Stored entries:
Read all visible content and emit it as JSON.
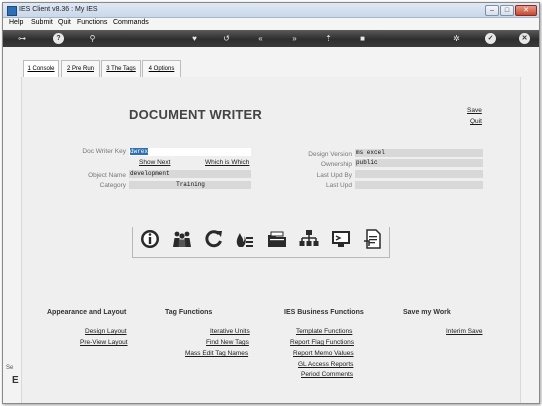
{
  "window": {
    "title": "IES Client v8.36 : My IES"
  },
  "menu": [
    "Help",
    "Submit",
    "Quit",
    "Functions",
    "Commands"
  ],
  "tabs": [
    {
      "label": "1 Console",
      "active": true
    },
    {
      "label": "2 Pre Run",
      "active": false
    },
    {
      "label": "3 The Tags",
      "active": false
    },
    {
      "label": "4 Options",
      "active": false
    }
  ],
  "header": {
    "title": "DOCUMENT WRITER",
    "save_label": "Save",
    "quit_label": "Quit"
  },
  "form": {
    "doc_writer_key_label": "Doc Writer Key",
    "doc_writer_key_value": "dwrex",
    "show_next_label": "Show Next",
    "which_is_which_label": "Which is Which",
    "object_name_label": "Object Name",
    "object_name_value": "development",
    "category_label": "Category",
    "category_value": "Training",
    "design_version_label": "Design Version",
    "design_version_value": "ms excel",
    "ownership_label": "Ownership",
    "ownership_value": "public",
    "last_upd_by_label": "Last Upd By",
    "last_upd_by_value": "",
    "last_upd_label": "Last Upd",
    "last_upd_value": ""
  },
  "icons": [
    "info-icon",
    "users-icon",
    "refresh-icon",
    "fire-list-icon",
    "folder-icon",
    "hierarchy-icon",
    "monitor-icon",
    "document-icon"
  ],
  "sections": {
    "appearance": {
      "title": "Appearance and Layout",
      "links": [
        "Design Layout",
        "Pre-View Layout"
      ]
    },
    "tag_functions": {
      "title": "Tag Functions",
      "links": [
        "Iterative Units",
        "Find New Tags",
        "Mass Edit Tag Names"
      ]
    },
    "business": {
      "title": "IES Business Functions",
      "links": [
        "Template Functions",
        "Report Flag Functions",
        "Report Memo Values",
        "GL Access Reports",
        "Period Comments"
      ]
    },
    "save_work": {
      "title": "Save my Work",
      "links": [
        "Interim Save"
      ]
    }
  },
  "left_edge": {
    "partial_label": "Se"
  },
  "colors": {
    "toolbar": "#3a3a3a",
    "selection": "#2f6fb3",
    "content_bg": "#efefef"
  }
}
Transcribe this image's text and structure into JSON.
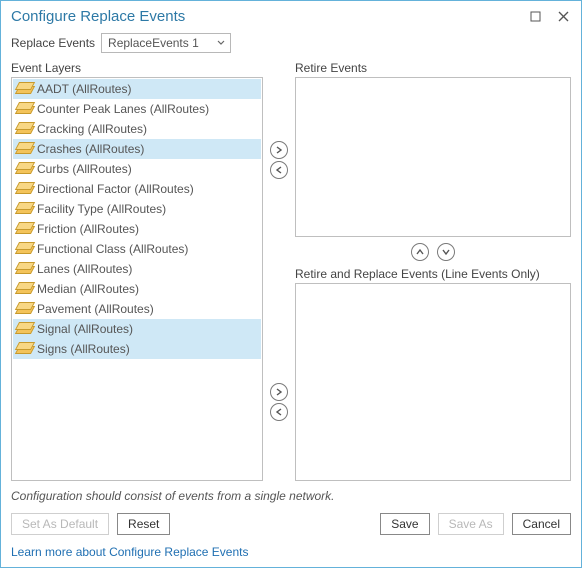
{
  "window": {
    "title": "Configure Replace Events"
  },
  "selector": {
    "label": "Replace Events",
    "value": "ReplaceEvents 1"
  },
  "labels": {
    "event_layers": "Event Layers",
    "retire_events": "Retire Events",
    "retire_replace": "Retire and Replace Events (Line Events Only)"
  },
  "event_layers": [
    {
      "label": "AADT (AllRoutes)",
      "selected": true
    },
    {
      "label": "Counter Peak Lanes (AllRoutes)",
      "selected": false
    },
    {
      "label": "Cracking (AllRoutes)",
      "selected": false
    },
    {
      "label": "Crashes (AllRoutes)",
      "selected": true
    },
    {
      "label": "Curbs (AllRoutes)",
      "selected": false
    },
    {
      "label": "Directional Factor (AllRoutes)",
      "selected": false
    },
    {
      "label": "Facility Type (AllRoutes)",
      "selected": false
    },
    {
      "label": "Friction (AllRoutes)",
      "selected": false
    },
    {
      "label": "Functional Class (AllRoutes)",
      "selected": false
    },
    {
      "label": "Lanes (AllRoutes)",
      "selected": false
    },
    {
      "label": "Median (AllRoutes)",
      "selected": false
    },
    {
      "label": "Pavement (AllRoutes)",
      "selected": false
    },
    {
      "label": "Signal (AllRoutes)",
      "selected": true
    },
    {
      "label": "Signs (AllRoutes)",
      "selected": true
    }
  ],
  "retire_events": [],
  "retire_replace_events": [],
  "hint": "Configuration should consist of events from a single network.",
  "buttons": {
    "set_as_default": "Set As Default",
    "reset": "Reset",
    "save": "Save",
    "save_as": "Save As",
    "cancel": "Cancel"
  },
  "link": "Learn more about Configure Replace Events"
}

*Task directions:* Identify each line in the records above containing the word "Configure"; copy those lines.

*Answer for the task:*
    "title": "Configure Replace Events"
  "link": "Learn more about Configure Replace Events"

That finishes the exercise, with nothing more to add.